| TEXT SECTION |
********************
Even after a long night of drinking, you still remember to wash your face, because your mother always said going to bed with makeup on is how you get wrinkles.
You’ve manipulated your boyfriend into doing things he doesn’t want to do the same way your mom manipulates your dad into mowing the lawn on the weekends. (“You wouldn’t want our neighbors to think we’re lazy savages, would you?”)
You’ve adopted her rules for dressing “appropriately.” Visible bra straps or panty lines are a huge no-no. Short skirts are okay if paired with a loose or longer top.
You pick the more comfortable heels over the cuter heels when going out. The more comfortable the heels, the easier dancing on tables will be.
You keep a jacket and an umbrella in your car at all times in case of emergencies. You also keep half of your closet in there for midday wardrobe changes, which is what your mom calls “clutter.”
You’ve traded Forever 21 for J.Crew and LOFT. If there’s anything your mother taught you, it’s that quality beats quantity every single time.
********************
| DATA SUPPLIED |
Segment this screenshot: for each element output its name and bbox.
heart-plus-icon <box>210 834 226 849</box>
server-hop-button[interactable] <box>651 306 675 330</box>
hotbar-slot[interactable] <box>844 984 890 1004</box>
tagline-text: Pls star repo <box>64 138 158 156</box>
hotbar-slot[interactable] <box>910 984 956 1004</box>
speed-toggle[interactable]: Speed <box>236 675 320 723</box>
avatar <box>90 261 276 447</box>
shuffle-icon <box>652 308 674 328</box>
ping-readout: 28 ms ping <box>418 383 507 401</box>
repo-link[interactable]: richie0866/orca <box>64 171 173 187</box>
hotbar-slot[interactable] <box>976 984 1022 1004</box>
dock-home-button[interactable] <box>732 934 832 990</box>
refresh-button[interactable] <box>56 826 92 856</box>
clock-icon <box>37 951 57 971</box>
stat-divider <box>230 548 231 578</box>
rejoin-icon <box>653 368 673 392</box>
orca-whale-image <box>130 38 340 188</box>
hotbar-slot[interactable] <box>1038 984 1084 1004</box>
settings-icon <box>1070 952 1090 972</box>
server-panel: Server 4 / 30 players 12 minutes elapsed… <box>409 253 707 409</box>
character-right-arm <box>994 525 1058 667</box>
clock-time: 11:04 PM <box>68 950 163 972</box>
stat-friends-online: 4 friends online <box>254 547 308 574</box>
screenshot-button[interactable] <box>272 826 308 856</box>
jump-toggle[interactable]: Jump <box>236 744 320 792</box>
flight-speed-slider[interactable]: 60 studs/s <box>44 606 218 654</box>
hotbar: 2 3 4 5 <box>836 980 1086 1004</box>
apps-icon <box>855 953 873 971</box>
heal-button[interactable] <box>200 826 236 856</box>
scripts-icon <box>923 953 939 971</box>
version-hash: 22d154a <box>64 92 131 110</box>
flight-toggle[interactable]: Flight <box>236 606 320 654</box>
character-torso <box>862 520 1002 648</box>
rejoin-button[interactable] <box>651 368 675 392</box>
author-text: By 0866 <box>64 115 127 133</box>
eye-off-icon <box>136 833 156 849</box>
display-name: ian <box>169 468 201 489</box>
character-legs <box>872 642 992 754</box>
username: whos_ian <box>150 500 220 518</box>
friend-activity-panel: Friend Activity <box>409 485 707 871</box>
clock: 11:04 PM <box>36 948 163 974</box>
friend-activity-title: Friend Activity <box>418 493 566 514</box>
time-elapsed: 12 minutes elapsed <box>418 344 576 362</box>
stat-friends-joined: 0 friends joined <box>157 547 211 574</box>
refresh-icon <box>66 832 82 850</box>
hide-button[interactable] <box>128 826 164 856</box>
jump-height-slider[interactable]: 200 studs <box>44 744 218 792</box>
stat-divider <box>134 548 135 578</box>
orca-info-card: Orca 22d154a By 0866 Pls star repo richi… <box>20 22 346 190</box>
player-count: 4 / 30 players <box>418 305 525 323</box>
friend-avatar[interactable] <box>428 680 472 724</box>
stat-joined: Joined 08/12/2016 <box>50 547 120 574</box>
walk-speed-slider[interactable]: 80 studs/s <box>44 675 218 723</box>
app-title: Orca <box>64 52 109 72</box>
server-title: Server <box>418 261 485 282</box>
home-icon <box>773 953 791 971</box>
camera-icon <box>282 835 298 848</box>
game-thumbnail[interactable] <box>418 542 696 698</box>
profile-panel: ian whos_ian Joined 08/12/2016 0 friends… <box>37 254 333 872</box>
********************
| ACTIVITY LIST |
(a) In the list about a mother's influence, what do you keep in your car at all times in case of emergencies?
(b) Copy everything in the list about a mother's influence from "You’ve adopted her" down to "tables will be.", renaming "heels" as "shoes" wherever it occurs.

| ANSWERS FOR THE EXERCISE |
(a) A jacket and an umbrella.

(b)
You’ve adopted her rules for dressing “appropriately.” Visible bra straps or panty lines are a huge no-no. Short skirts are okay if paired with a loose or longer top.
You pick the more comfortable shoes over the cuter shoes when going out. The more comfortable the shoes, the easier dancing on tables will be.